=== To do ===
Copy all records verbatim.

=== Entries from a dataset ===
===

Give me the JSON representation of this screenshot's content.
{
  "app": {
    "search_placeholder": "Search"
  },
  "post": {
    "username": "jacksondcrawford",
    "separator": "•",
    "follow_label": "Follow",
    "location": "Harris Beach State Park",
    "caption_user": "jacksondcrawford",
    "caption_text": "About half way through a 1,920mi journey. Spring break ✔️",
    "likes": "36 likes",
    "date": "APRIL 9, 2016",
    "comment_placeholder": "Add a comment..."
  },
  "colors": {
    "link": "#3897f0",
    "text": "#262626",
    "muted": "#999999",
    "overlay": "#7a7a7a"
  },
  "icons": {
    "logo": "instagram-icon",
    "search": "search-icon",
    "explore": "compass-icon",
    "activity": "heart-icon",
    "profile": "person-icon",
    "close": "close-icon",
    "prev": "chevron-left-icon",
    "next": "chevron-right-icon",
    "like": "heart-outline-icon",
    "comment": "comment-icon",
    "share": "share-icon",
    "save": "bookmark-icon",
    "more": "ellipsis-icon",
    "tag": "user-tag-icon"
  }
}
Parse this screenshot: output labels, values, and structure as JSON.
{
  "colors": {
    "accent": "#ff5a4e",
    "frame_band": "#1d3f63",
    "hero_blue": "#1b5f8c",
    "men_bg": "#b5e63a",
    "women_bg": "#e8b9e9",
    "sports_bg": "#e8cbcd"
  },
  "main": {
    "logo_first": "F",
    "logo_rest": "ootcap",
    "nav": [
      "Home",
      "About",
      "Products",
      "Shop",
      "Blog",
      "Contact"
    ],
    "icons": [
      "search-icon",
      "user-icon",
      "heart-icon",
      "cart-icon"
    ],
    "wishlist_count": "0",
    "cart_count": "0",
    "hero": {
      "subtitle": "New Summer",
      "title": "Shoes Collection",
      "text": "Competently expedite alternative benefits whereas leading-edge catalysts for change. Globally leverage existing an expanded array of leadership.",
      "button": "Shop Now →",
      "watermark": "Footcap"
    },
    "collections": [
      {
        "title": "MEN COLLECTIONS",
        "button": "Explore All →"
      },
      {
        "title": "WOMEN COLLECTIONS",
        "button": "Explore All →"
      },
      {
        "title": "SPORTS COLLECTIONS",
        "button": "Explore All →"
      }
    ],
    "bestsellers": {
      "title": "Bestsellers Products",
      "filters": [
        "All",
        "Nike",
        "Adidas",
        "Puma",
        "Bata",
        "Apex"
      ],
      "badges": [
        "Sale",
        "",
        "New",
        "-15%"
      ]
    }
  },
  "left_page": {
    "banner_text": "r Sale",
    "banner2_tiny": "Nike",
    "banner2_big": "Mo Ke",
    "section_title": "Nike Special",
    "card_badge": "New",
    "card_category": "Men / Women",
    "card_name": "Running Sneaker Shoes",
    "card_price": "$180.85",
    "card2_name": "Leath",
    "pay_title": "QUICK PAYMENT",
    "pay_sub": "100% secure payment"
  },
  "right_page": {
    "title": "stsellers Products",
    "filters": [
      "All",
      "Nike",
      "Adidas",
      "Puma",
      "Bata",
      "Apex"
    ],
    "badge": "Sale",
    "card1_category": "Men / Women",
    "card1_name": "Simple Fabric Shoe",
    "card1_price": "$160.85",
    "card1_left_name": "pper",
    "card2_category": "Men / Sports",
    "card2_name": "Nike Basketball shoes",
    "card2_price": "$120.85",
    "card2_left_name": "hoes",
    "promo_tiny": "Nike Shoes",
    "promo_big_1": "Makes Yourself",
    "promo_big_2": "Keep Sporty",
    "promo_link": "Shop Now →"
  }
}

===

=== Written response ===
Give me the JSON representation of this screenshot's content.
{
  "app": {
    "search_placeholder": "Search"
  },
  "post": {
    "username": "jacksondcrawford",
    "separator": "•",
    "follow_label": "Follow",
    "location": "Harris Beach State Park",
    "caption_user": "jacksondcrawford",
    "caption_text": "About half way through a 1,920mi journey. Spring break ✔️",
    "likes": "36 likes",
    "date": "APRIL 9, 2016",
    "comment_placeholder": "Add a comment..."
  },
  "colors": {
    "link": "#3897f0",
    "text": "#262626",
    "muted": "#999999",
    "overlay": "#7a7a7a"
  },
  "icons": {
    "logo": "instagram-icon",
    "search": "search-icon",
    "explore": "compass-icon",
    "activity": "heart-icon",
    "profile": "person-icon",
    "close": "close-icon",
    "prev": "chevron-left-icon",
    "next": "chevron-right-icon",
    "like": "heart-outline-icon",
    "comment": "comment-icon",
    "share": "share-icon",
    "save": "bookmark-icon",
    "more": "ellipsis-icon",
    "tag": "user-tag-icon"
  }
}
Parse this screenshot: output labels, values, and structure as JSON.
{
  "colors": {
    "accent": "#ff5a4e",
    "frame_band": "#1d3f63",
    "hero_blue": "#1b5f8c",
    "men_bg": "#b5e63a",
    "women_bg": "#e8b9e9",
    "sports_bg": "#e8cbcd"
  },
  "main": {
    "logo_first": "F",
    "logo_rest": "ootcap",
    "nav": [
      "Home",
      "About",
      "Products",
      "Shop",
      "Blog",
      "Contact"
    ],
    "icons": [
      "search-icon",
      "user-icon",
      "heart-icon",
      "cart-icon"
    ],
    "wishlist_count": "0",
    "cart_count": "0",
    "hero": {
      "subtitle": "New Summer",
      "title": "Shoes Collection",
      "text": "Competently expedite alternative benefits whereas leading-edge catalysts for change. Globally leverage existing an expanded array of leadership.",
      "button": "Shop Now →",
      "watermark": "Footcap"
    },
    "collections": [
      {
        "title": "MEN COLLECTIONS",
        "button": "Explore All →"
      },
      {
        "title": "WOMEN COLLECTIONS",
        "button": "Explore All →"
      },
      {
        "title": "SPORTS COLLECTIONS",
        "button": "Explore All →"
      }
    ],
    "bestsellers": {
      "title": "Bestsellers Products",
      "filters": [
        "All",
        "Nike",
        "Adidas",
        "Puma",
        "Bata",
        "Apex"
      ],
      "badges": [
        "Sale",
        "",
        "New",
        "-15%"
      ]
    }
  },
  "left_page": {
    "banner_text": "r Sale",
    "banner2_tiny": "Nike",
    "banner2_big": "Mo Ke",
    "section_title": "Nike Special",
    "card_badge": "New",
    "card_category": "Men / Women",
    "card_name": "Running Sneaker Shoes",
    "card_price": "$180.85",
    "card2_name": "Leath",
    "pay_title": "QUICK PAYMENT",
    "pay_sub": "100% secure payment"
  },
  "right_page": {
    "title": "stsellers Products",
    "filters": [
      "All",
      "Nike",
      "Adidas",
      "Puma",
      "Bata",
      "Apex"
    ],
    "badge": "Sale",
    "card1_category": "Men / Women",
    "card1_name": "Simple Fabric Shoe",
    "card1_price": "$160.85",
    "card1_left_name": "pper",
    "card2_category": "Men / Sports",
    "card2_name": "Nike Basketball shoes",
    "card2_price": "$120.85",
    "card2_left_name": "hoes",
    "promo_tiny": "Nike Shoes",
    "promo_big_1": "Makes Yourself",
    "promo_big_2": "Keep Sporty",
    "promo_link": "Shop Now →"
  }
}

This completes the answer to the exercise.